** Begin **
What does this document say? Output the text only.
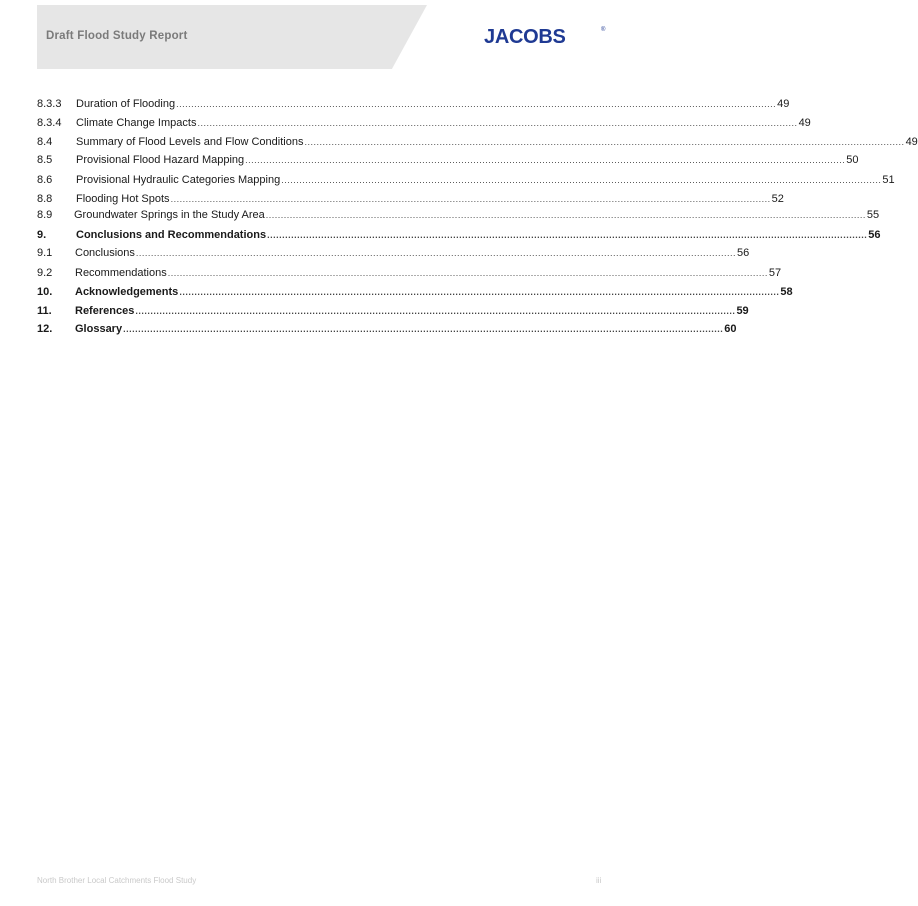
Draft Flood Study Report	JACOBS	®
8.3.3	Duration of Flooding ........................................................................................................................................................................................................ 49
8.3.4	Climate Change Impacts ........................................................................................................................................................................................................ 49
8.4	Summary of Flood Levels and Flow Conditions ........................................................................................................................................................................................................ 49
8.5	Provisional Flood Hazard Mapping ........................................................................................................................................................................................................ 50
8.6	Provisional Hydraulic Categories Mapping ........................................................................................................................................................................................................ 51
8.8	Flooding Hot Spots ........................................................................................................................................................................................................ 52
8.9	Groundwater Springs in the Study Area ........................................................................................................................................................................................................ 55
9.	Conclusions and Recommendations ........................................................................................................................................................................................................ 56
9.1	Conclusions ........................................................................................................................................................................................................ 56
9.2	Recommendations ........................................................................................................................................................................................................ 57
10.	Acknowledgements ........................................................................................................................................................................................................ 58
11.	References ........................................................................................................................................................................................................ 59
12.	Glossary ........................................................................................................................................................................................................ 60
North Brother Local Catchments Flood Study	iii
** End **
■ Given task
Where a line in the entries holds the word "Study", copy that line.

■ Task result
Draft Flood Study Report	JACOBS	®
8.9	Groundwater Springs in the Study Area ........................................................................................................................................................................................................ 55
North Brother Local Catchments Flood Study	iii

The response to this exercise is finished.